--- START DATA FOR PROCESSING ---

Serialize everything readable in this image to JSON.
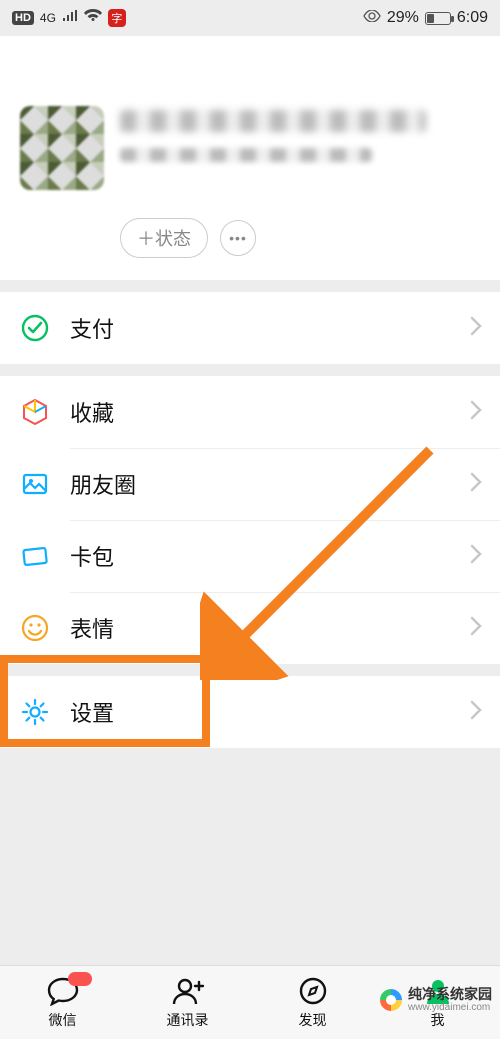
{
  "status_bar": {
    "hd": "HD",
    "net": "4G",
    "eye_icon": "eye-icon",
    "battery_percent": "29%",
    "time": "6:09"
  },
  "profile": {
    "status_button": "＋状态",
    "more_button": "•••"
  },
  "sections": [
    {
      "rows": [
        {
          "icon": "pay-icon",
          "label": "支付",
          "color": "#07c160"
        }
      ]
    },
    {
      "rows": [
        {
          "icon": "cube-icon",
          "label": "收藏",
          "color_multi": true
        },
        {
          "icon": "gallery-icon",
          "label": "朋友圈",
          "color": "#10aeff"
        },
        {
          "icon": "card-icon",
          "label": "卡包",
          "color": "#10aeff"
        },
        {
          "icon": "emoji-icon",
          "label": "表情",
          "color": "#f5a623"
        }
      ]
    },
    {
      "rows": [
        {
          "icon": "settings-icon",
          "label": "设置",
          "color": "#10aeff"
        }
      ]
    }
  ],
  "tabs": [
    {
      "icon": "chat-icon",
      "label": "微信",
      "badge": true
    },
    {
      "icon": "contacts-icon",
      "label": "通讯录"
    },
    {
      "icon": "discover-icon",
      "label": "发现"
    },
    {
      "icon": "me-icon",
      "label": "我",
      "active": true
    }
  ],
  "watermark": {
    "title": "纯净系统家园",
    "url": "www.yidaimei.com"
  }
}
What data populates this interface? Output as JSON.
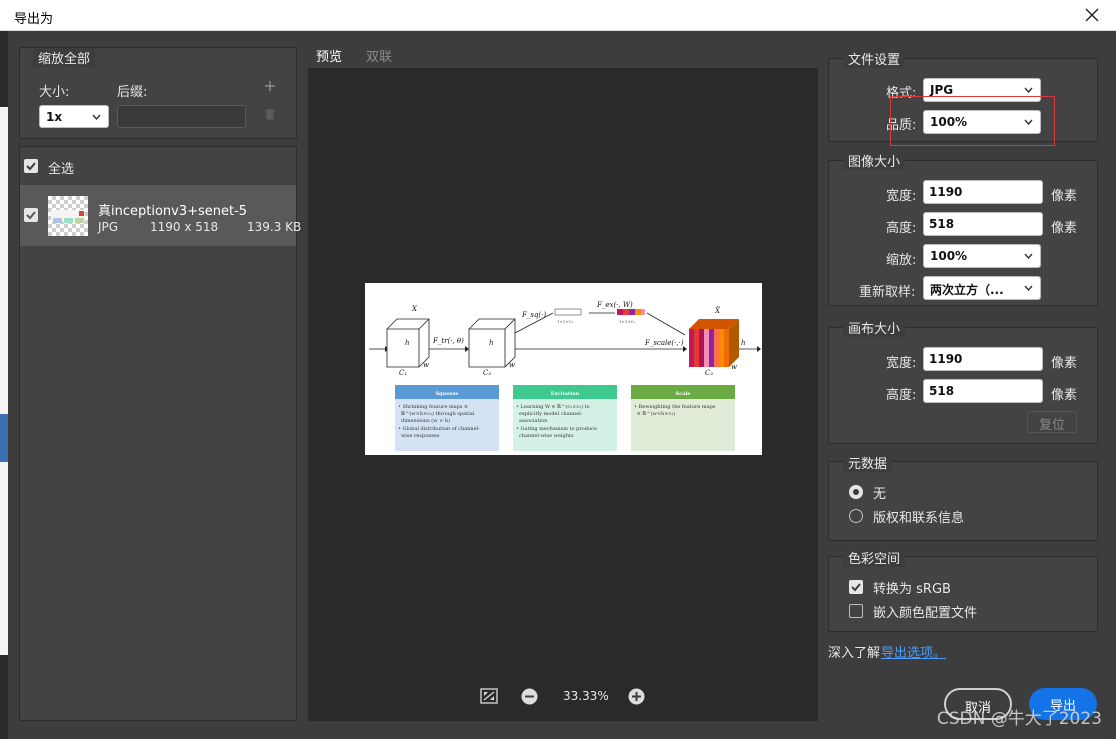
{
  "window": {
    "title": "导出为"
  },
  "left": {
    "scale_all_title": "缩放全部",
    "size_label": "大小:",
    "suffix_label": "后缀:",
    "size_value": "1x",
    "suffix_value": "",
    "select_all_label": "全选",
    "asset": {
      "name": "真inceptionv3+senet-5",
      "format": "JPG",
      "dimensions": "1190 x 518",
      "filesize": "139.3 KB"
    }
  },
  "preview": {
    "tab_preview": "预览",
    "tab_dual": "双联",
    "zoom_level": "33.33%",
    "figure": {
      "x_label": "X",
      "xtilde_label": "X̃",
      "h": "h",
      "w": "w",
      "c1": "C₁",
      "c2": "C₂",
      "ftr": "F_tr(·, θ)",
      "fsq": "F_sq(·)",
      "fex": "F_ex(·, W)",
      "fscale": "F_scale(·,·)",
      "size1": "1×1×C₂",
      "size2": "1×1×C₂",
      "box_squeeze_title": "Squeeze",
      "box_squeeze_b1": "• Shrinking feature maps ∈",
      "box_squeeze_b2": "ℝ^(w×h×c₂) through spatial",
      "box_squeeze_b3": "dimensions (w × h)",
      "box_squeeze_b4": "• Global distribution of channel-",
      "box_squeeze_b5": "wise responses",
      "box_excitation_title": "Excitation",
      "box_excitation_b1": "• Learning W ∈ ℝ^(c₂×c₂) to",
      "box_excitation_b2": "explicitly model channel-",
      "box_excitation_b3": "association",
      "box_excitation_b4": "• Gating mechanism to produce",
      "box_excitation_b5": "channel-wise weights",
      "box_scale_title": "Scale",
      "box_scale_b1": "• Reweighting the feature maps",
      "box_scale_b2": "∈ ℝ^(w×h×c₂)"
    }
  },
  "right": {
    "file_settings_title": "文件设置",
    "format_label": "格式:",
    "format_value": "JPG",
    "quality_label": "品质:",
    "quality_value": "100%",
    "image_size_title": "图像大小",
    "width_label": "宽度:",
    "width_value": "1190",
    "height_label": "高度:",
    "height_value": "518",
    "pixel_unit": "像素",
    "scale_label": "缩放:",
    "scale_value": "100%",
    "resample_label": "重新取样:",
    "resample_value": "两次立方（...",
    "canvas_size_title": "画布大小",
    "canvas_width_label": "宽度:",
    "canvas_width_value": "1190",
    "canvas_height_label": "高度:",
    "canvas_height_value": "518",
    "reset_label": "复位",
    "metadata_title": "元数据",
    "metadata_none": "无",
    "metadata_copyright": "版权和联系信息",
    "color_space_title": "色彩空间",
    "convert_srgb": "转换为 sRGB",
    "embed_profile": "嵌入颜色配置文件",
    "learn_more": "深入了解",
    "export_options_link": "导出选项。"
  },
  "buttons": {
    "cancel": "取消",
    "export": "导出"
  },
  "watermark": "CSDN @牛大了2023",
  "colors": {
    "accent": "#1473e6",
    "highlight_box": "#d83a3a",
    "link": "#4a9fff"
  }
}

--- END DATA FOR PROCESSING ---

Your copy of the data should match it exactly, except that pictures are left out.

Serialize everything readable in this image to JSON.
{
  "status_bar": {
    "hd": "HD",
    "net": "4G",
    "eye_icon": "eye-icon",
    "battery_percent": "29%",
    "time": "6:09"
  },
  "profile": {
    "status_button": "＋状态",
    "more_button": "•••"
  },
  "sections": [
    {
      "rows": [
        {
          "icon": "pay-icon",
          "label": "支付",
          "color": "#07c160"
        }
      ]
    },
    {
      "rows": [
        {
          "icon": "cube-icon",
          "label": "收藏",
          "color_multi": true
        },
        {
          "icon": "gallery-icon",
          "label": "朋友圈",
          "color": "#10aeff"
        },
        {
          "icon": "card-icon",
          "label": "卡包",
          "color": "#10aeff"
        },
        {
          "icon": "emoji-icon",
          "label": "表情",
          "color": "#f5a623"
        }
      ]
    },
    {
      "rows": [
        {
          "icon": "settings-icon",
          "label": "设置",
          "color": "#10aeff"
        }
      ]
    }
  ],
  "tabs": [
    {
      "icon": "chat-icon",
      "label": "微信",
      "badge": true
    },
    {
      "icon": "contacts-icon",
      "label": "通讯录"
    },
    {
      "icon": "discover-icon",
      "label": "发现"
    },
    {
      "icon": "me-icon",
      "label": "我",
      "active": true
    }
  ],
  "watermark": {
    "title": "纯净系统家园",
    "url": "www.yidaimei.com"
  }
}
What data populates this interface? Output as JSON.
{
  "window": {
    "title": "导出为"
  },
  "left": {
    "scale_all_title": "缩放全部",
    "size_label": "大小:",
    "suffix_label": "后缀:",
    "size_value": "1x",
    "suffix_value": "",
    "select_all_label": "全选",
    "asset": {
      "name": "真inceptionv3+senet-5",
      "format": "JPG",
      "dimensions": "1190 x 518",
      "filesize": "139.3 KB"
    }
  },
  "preview": {
    "tab_preview": "预览",
    "tab_dual": "双联",
    "zoom_level": "33.33%",
    "figure": {
      "x_label": "X",
      "xtilde_label": "X̃",
      "h": "h",
      "w": "w",
      "c1": "C₁",
      "c2": "C₂",
      "ftr": "F_tr(·, θ)",
      "fsq": "F_sq(·)",
      "fex": "F_ex(·, W)",
      "fscale": "F_scale(·,·)",
      "size1": "1×1×C₂",
      "size2": "1×1×C₂",
      "box_squeeze_title": "Squeeze",
      "box_squeeze_b1": "• Shrinking feature maps ∈",
      "box_squeeze_b2": "ℝ^(w×h×c₂) through spatial",
      "box_squeeze_b3": "dimensions (w × h)",
      "box_squeeze_b4": "• Global distribution of channel-",
      "box_squeeze_b5": "wise responses",
      "box_excitation_title": "Excitation",
      "box_excitation_b1": "• Learning W ∈ ℝ^(c₂×c₂) to",
      "box_excitation_b2": "explicitly model channel-",
      "box_excitation_b3": "association",
      "box_excitation_b4": "• Gating mechanism to produce",
      "box_excitation_b5": "channel-wise weights",
      "box_scale_title": "Scale",
      "box_scale_b1": "• Reweighting the feature maps",
      "box_scale_b2": "∈ ℝ^(w×h×c₂)"
    }
  },
  "right": {
    "file_settings_title": "文件设置",
    "format_label": "格式:",
    "format_value": "JPG",
    "quality_label": "品质:",
    "quality_value": "100%",
    "image_size_title": "图像大小",
    "width_label": "宽度:",
    "width_value": "1190",
    "height_label": "高度:",
    "height_value": "518",
    "pixel_unit": "像素",
    "scale_label": "缩放:",
    "scale_value": "100%",
    "resample_label": "重新取样:",
    "resample_value": "两次立方（...",
    "canvas_size_title": "画布大小",
    "canvas_width_label": "宽度:",
    "canvas_width_value": "1190",
    "canvas_height_label": "高度:",
    "canvas_height_value": "518",
    "reset_label": "复位",
    "metadata_title": "元数据",
    "metadata_none": "无",
    "metadata_copyright": "版权和联系信息",
    "color_space_title": "色彩空间",
    "convert_srgb": "转换为 sRGB",
    "embed_profile": "嵌入颜色配置文件",
    "learn_more": "深入了解",
    "export_options_link": "导出选项。"
  },
  "buttons": {
    "cancel": "取消",
    "export": "导出"
  },
  "watermark": "CSDN @牛大了2023",
  "colors": {
    "accent": "#1473e6",
    "highlight_box": "#d83a3a",
    "link": "#4a9fff"
  }
}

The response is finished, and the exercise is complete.